> _Records excerpted from a collection_:
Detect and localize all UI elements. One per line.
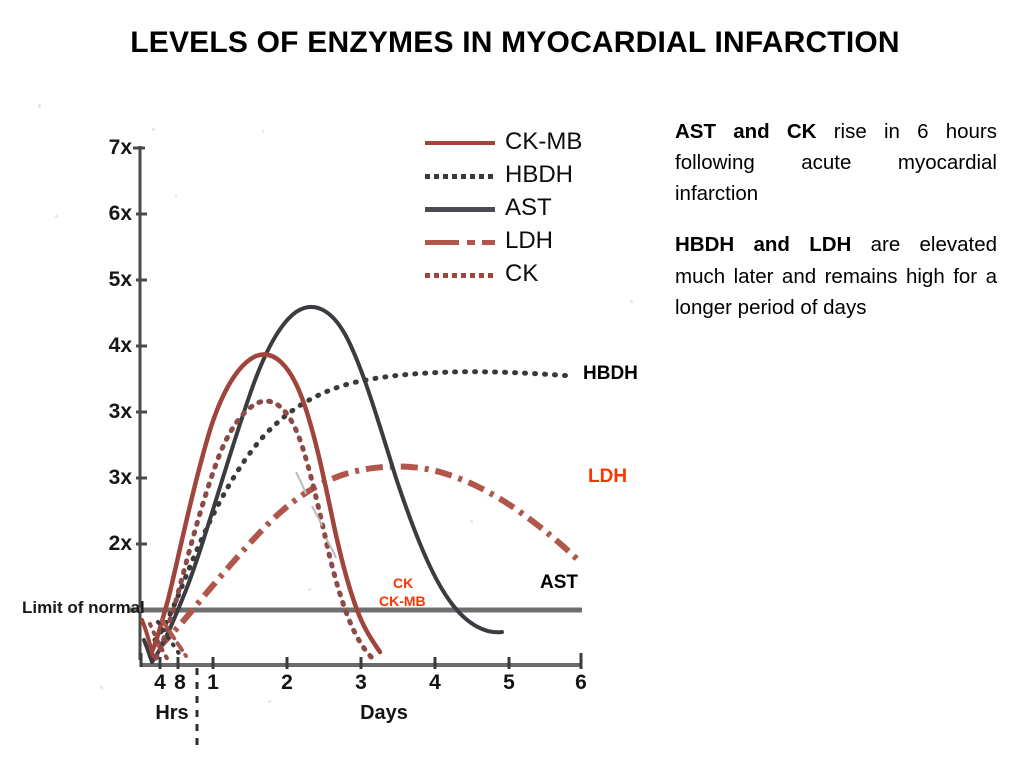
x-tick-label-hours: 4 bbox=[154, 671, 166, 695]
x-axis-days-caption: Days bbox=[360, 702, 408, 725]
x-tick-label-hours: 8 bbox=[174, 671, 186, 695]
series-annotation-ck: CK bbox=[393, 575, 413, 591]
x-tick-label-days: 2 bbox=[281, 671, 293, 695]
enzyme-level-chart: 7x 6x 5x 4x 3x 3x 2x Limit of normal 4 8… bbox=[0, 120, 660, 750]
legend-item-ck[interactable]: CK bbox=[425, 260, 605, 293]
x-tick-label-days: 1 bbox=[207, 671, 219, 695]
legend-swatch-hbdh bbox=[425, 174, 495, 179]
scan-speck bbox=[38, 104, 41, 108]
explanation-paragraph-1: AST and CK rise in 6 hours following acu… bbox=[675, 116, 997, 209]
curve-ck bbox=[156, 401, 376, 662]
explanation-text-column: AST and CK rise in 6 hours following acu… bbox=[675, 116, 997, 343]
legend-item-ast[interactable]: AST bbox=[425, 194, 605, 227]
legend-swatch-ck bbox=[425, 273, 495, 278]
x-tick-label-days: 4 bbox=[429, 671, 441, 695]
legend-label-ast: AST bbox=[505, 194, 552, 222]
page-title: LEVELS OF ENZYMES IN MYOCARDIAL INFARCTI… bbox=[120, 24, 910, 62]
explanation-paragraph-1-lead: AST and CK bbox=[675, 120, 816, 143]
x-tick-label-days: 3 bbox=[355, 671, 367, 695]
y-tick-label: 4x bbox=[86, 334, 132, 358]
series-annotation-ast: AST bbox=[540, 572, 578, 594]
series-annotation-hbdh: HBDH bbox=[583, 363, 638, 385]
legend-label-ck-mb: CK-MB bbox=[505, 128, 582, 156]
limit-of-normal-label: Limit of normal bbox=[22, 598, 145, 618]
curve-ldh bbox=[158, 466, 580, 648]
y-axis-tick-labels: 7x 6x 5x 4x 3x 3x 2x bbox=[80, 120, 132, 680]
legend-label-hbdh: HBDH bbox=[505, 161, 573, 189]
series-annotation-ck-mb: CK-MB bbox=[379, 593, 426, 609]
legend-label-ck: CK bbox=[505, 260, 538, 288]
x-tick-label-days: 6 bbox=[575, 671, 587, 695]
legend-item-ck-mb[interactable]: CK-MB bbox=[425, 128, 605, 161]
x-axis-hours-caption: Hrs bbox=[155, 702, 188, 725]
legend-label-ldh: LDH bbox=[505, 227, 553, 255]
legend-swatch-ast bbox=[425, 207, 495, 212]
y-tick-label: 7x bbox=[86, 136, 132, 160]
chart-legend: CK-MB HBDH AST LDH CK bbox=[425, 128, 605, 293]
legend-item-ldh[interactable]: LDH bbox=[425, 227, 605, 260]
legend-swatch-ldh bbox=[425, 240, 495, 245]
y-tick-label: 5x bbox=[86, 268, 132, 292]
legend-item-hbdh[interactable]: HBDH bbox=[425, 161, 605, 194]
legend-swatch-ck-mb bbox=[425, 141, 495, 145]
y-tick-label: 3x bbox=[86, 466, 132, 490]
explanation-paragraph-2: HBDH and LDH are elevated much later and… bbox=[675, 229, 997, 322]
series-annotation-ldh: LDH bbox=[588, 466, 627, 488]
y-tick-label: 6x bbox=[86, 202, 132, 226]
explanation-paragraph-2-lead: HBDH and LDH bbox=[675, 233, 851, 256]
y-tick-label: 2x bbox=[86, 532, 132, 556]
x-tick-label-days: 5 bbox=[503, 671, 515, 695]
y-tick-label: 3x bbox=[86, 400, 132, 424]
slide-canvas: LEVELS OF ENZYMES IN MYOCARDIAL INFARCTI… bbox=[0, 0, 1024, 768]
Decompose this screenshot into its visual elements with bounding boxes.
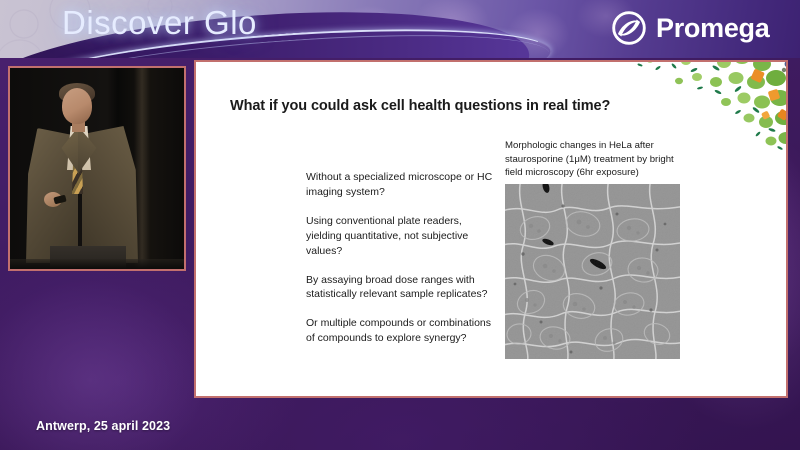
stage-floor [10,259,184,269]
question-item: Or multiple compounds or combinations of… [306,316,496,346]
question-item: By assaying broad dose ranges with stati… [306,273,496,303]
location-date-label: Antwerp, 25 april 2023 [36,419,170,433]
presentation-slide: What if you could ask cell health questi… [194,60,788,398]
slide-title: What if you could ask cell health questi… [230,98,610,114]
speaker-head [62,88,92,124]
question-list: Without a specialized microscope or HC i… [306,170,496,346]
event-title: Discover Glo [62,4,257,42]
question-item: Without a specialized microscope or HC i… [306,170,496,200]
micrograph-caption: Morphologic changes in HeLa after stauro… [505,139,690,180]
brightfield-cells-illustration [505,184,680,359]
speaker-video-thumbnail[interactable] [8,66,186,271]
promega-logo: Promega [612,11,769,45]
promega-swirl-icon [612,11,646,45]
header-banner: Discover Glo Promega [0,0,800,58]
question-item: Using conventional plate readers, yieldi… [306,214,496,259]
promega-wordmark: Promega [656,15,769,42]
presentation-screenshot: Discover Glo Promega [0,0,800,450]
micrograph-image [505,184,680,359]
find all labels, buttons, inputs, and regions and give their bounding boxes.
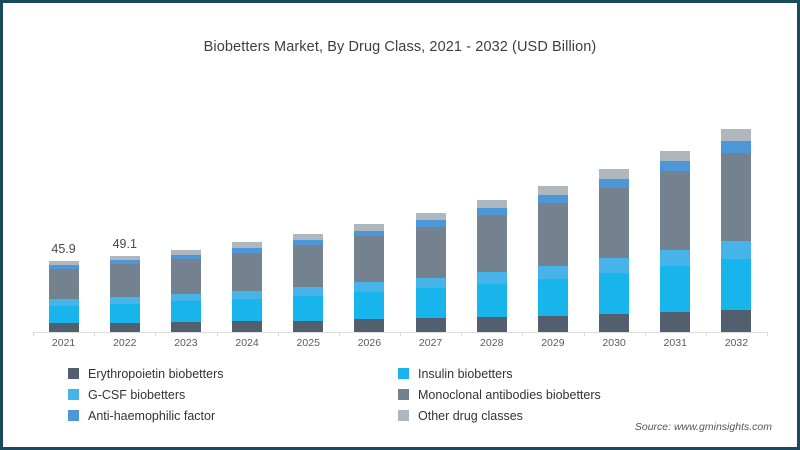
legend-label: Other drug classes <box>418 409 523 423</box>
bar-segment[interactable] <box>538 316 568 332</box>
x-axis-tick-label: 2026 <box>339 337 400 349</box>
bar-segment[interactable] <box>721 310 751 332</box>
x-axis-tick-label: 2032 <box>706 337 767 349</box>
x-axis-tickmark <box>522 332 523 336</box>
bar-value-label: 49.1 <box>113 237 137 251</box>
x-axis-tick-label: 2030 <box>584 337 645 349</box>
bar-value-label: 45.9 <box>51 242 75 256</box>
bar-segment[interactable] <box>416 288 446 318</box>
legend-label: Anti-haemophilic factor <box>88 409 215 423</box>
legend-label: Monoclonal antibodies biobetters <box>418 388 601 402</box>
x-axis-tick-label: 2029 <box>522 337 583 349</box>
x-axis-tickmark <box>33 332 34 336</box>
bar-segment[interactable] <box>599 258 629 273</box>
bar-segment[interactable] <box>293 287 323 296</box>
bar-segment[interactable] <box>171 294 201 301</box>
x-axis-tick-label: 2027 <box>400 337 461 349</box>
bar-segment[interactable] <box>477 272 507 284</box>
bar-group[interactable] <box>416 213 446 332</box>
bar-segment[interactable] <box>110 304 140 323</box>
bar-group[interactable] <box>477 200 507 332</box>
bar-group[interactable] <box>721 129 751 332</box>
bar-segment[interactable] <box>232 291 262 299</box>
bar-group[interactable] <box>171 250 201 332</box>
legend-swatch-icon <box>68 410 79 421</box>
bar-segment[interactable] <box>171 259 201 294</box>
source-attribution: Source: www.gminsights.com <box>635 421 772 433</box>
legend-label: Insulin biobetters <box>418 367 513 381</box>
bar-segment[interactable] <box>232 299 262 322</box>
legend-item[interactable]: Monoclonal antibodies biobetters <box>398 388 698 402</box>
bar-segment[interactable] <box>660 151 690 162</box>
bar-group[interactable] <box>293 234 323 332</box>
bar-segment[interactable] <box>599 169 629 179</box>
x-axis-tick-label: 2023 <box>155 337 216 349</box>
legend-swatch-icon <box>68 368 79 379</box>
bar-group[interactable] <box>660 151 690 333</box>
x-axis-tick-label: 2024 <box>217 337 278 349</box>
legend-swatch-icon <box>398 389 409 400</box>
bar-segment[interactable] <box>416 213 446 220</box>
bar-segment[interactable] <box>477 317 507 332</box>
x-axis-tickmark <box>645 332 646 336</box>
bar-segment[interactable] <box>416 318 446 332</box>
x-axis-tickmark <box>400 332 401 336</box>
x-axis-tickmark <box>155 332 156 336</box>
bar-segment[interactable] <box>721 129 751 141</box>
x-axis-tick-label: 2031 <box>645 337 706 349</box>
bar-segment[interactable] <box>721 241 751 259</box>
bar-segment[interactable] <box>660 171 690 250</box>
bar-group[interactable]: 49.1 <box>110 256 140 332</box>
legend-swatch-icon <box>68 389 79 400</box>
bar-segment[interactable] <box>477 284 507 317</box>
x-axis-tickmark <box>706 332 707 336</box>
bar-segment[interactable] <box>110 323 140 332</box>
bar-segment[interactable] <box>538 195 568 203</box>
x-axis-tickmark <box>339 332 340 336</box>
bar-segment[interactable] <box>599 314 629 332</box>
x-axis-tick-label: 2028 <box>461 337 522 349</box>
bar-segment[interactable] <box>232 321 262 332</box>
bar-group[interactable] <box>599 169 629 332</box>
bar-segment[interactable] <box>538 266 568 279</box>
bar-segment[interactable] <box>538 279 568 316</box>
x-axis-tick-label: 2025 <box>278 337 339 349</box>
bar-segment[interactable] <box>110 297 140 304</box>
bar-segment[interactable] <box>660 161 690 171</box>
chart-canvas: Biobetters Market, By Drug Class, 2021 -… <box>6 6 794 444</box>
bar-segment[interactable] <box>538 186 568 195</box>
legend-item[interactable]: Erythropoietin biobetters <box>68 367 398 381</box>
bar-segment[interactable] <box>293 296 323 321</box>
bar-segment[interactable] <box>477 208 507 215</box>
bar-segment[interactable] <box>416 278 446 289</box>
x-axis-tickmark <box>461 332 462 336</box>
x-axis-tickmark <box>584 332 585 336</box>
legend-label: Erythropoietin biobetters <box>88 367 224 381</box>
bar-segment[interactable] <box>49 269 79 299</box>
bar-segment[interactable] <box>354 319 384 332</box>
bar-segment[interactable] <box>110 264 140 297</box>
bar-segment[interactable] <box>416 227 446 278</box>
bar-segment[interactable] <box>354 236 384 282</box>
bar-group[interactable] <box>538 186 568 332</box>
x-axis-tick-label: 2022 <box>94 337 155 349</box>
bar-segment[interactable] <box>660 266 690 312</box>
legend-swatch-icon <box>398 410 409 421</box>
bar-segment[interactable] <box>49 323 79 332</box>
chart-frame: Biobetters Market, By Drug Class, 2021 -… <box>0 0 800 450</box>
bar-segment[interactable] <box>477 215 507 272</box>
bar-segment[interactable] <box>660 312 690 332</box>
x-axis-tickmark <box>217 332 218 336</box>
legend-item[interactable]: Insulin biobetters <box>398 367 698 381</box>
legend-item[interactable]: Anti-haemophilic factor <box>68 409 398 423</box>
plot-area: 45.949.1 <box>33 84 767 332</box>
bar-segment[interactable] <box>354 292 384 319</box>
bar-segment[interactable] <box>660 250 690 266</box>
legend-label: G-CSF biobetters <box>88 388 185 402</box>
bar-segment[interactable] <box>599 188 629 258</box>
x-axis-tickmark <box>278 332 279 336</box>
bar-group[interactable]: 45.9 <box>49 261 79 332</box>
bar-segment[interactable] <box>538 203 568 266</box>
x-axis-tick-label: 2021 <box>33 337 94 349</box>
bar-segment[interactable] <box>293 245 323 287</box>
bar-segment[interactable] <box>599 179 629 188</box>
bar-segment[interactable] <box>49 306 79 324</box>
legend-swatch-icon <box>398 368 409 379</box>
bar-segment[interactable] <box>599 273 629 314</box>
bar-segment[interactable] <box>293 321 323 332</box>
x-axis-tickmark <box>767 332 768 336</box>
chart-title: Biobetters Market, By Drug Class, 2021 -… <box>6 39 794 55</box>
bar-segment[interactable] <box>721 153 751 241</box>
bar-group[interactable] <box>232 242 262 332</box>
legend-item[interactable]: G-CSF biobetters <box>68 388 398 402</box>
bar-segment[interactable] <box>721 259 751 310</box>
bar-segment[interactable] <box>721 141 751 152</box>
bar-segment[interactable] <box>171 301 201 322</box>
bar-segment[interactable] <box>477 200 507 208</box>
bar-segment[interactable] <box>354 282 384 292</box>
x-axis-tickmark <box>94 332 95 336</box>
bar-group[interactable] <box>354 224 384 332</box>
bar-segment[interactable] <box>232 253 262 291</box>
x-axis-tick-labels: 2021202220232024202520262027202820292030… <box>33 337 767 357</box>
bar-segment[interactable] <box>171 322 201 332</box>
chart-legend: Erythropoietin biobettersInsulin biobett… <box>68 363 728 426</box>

> _Your goal_:
Copy out the lines above with "slide" in them.

> _Written solution_:
slide-canvas: LEVELS OF ENZYMES IN MYOCARDIAL INFARCTI… bbox=[0, 0, 1024, 768]
presentation-slide: What if you could ask cell health questi… [194,60,788,398]
slide-title: What if you could ask cell health questi… [230,98,610,114]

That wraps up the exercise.